**SELECTION:**
_ _ _ _ _

Tutorial 1: Introduction to Data Visualisation

Author

Dr. Kate Saunders

Learning Objectives

  • Get you started using R
  • Learn your way around RStudio.
  • Become familiar with R, RStudio, RStudio projects and Quarto files.
  • Become confident doing basic computation in R.

Preparation

  • Install R and RStudio

  • Watch/Read the Introductory materials on R provided

Exercise 1: R Packages

R has many standard functions, like mean, sum and sqrt. Other functions are stored in R packages that can be loaded as needed for specific tasks.

One of the common packages is the tidyverse it contains lots of useful functions for data wrangling and visualisation. The below code checks if the package is already in your package library. If the package is not there if then uses the install.packages function to download it.

if(!require(tidyverse)){
    install.packages("tidyverse")
    library(tidyverse)
}

You will only need to install a package once.

Whenever you start a new session in RStudio you will need to load the R packages you need.

library(tidyverse)

Install the ohwhaley R package:

if(!require(remotes)){
  install.packages("remotes")
}
remotes::install_github("fontikar/ohwhaley")

Your turn:

  1. Load ohwahely package using library(ohwhaley)
  2. Then run my favourite R function ohwhaley::say()

If at any point today you start feeling overwhelmed, enter ohwhaley::say() into your console until you feel better. Then remind yourself learning new things is hard and ask for help from a peer or your tutor.

library(ohwhaley)
ohwhaley::say()

Exercise 2: Assign a Variable

R is more than just as a calculator, you can store things in a variable. Here the word variable has a slightly different meaning to the usual statistical meaning.

Let us start with a simple command, type in a <- 5. Here we assign the value 5 to the variable a.

_ _ _ _ _

(Labeled box records)

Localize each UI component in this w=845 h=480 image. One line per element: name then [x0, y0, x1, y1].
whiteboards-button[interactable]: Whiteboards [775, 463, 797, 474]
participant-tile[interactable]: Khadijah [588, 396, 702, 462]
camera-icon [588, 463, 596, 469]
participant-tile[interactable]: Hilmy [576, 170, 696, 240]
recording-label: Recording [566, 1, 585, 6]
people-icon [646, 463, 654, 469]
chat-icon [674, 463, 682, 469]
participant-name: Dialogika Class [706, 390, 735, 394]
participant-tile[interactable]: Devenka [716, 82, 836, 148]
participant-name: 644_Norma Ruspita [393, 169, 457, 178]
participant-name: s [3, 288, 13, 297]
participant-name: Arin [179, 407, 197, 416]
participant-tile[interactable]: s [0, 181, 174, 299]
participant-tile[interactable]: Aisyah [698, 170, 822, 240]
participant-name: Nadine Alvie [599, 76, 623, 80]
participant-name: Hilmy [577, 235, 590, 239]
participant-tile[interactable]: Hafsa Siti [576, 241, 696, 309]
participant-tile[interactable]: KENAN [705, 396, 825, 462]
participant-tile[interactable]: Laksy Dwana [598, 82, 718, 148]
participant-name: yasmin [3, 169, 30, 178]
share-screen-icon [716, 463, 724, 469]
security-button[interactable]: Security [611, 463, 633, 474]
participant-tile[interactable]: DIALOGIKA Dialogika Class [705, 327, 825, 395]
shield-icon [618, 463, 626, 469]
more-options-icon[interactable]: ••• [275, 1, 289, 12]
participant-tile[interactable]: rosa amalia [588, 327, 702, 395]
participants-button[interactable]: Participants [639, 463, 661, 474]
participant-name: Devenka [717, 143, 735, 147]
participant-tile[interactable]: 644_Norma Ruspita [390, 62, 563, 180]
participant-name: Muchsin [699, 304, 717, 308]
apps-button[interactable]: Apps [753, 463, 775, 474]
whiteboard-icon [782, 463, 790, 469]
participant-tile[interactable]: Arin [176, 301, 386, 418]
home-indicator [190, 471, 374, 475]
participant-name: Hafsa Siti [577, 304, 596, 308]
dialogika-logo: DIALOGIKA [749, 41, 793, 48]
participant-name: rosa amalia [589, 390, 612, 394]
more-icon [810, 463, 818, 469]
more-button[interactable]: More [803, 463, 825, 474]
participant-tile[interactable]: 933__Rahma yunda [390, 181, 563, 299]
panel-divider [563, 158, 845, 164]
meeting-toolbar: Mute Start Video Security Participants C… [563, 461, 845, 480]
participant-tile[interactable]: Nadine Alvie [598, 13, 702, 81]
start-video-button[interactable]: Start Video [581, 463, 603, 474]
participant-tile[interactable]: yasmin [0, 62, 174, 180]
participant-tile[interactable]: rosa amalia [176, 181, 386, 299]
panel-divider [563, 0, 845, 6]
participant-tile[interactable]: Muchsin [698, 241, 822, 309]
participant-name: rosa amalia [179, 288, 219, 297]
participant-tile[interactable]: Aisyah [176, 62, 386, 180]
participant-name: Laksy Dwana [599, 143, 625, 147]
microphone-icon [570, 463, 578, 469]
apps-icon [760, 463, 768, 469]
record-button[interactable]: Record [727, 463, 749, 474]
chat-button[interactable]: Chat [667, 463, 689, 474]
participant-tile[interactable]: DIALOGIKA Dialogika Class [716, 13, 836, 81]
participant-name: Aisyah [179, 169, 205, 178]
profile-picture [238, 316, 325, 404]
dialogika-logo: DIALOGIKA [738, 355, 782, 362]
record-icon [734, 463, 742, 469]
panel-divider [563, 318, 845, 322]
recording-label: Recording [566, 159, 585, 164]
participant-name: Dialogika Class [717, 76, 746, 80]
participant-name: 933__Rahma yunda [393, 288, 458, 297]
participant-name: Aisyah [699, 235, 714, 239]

_ _ _ _ _

**THE TASKS:**
[a] List the learning objectives given in the R tutorial.
[b] Carry the R tutorial forward from its final sentence.

**EXPECTED RESPONSES:**
[a]
- Get you started using R
- Learn your way around RStudio.
- Become familiar with R, RStudio, RStudio projects and Quarto files.
- Become confident doing basic computation in R.

[b]
# This is an R chunk. Enter your code here. Text in R chunks needs to be prefaced with a # so that R knows it is not code. You can run this chunk by pressing the green arrow on the top right hand area of the shaded area. You can also press CTRL+Enter (PC) or CMD + Enter (Mac) with your curser on the relevant line.

a <- 5

Note that you can use either <- or = to assign variables.

Your turn:

  1. Let try b = 4

  2. We can store more than just numbers in a variable. Try storing your name. e.g. name = 'Jane Doe'.

  3. We can use str(name), str(a) to check the structure of the variable, it will show you that variable name contains character and variable a contains numeric.

  4. R is case sensitive. We create a variable name in previous step, try type NAME

b = 4
name = 'Jane Doe'
str(name)
 chr "Jane Doe"
str(a)
 num 5
NAME

It will returns an Error: object 'NAME' not found, this is because name and NAME are two totally different variables where NAME has not been created.

Exercise 3: Basic Computation

Let continue with: x <- 5, y <- sqrt(16), z <- -3, and w <- x + y + z

x <- 5 
y <- sqrt(16)
z <- -3
w <- x + y + z

sqrt(16) is a function for square root of 16, therefore the value for y is 4 To find the value of w, type it in. The answer should be 6.

w
[1] 6

R can be used as a calculator, to subtract use -, to multiply use *, to divide use / and to take powers use ^.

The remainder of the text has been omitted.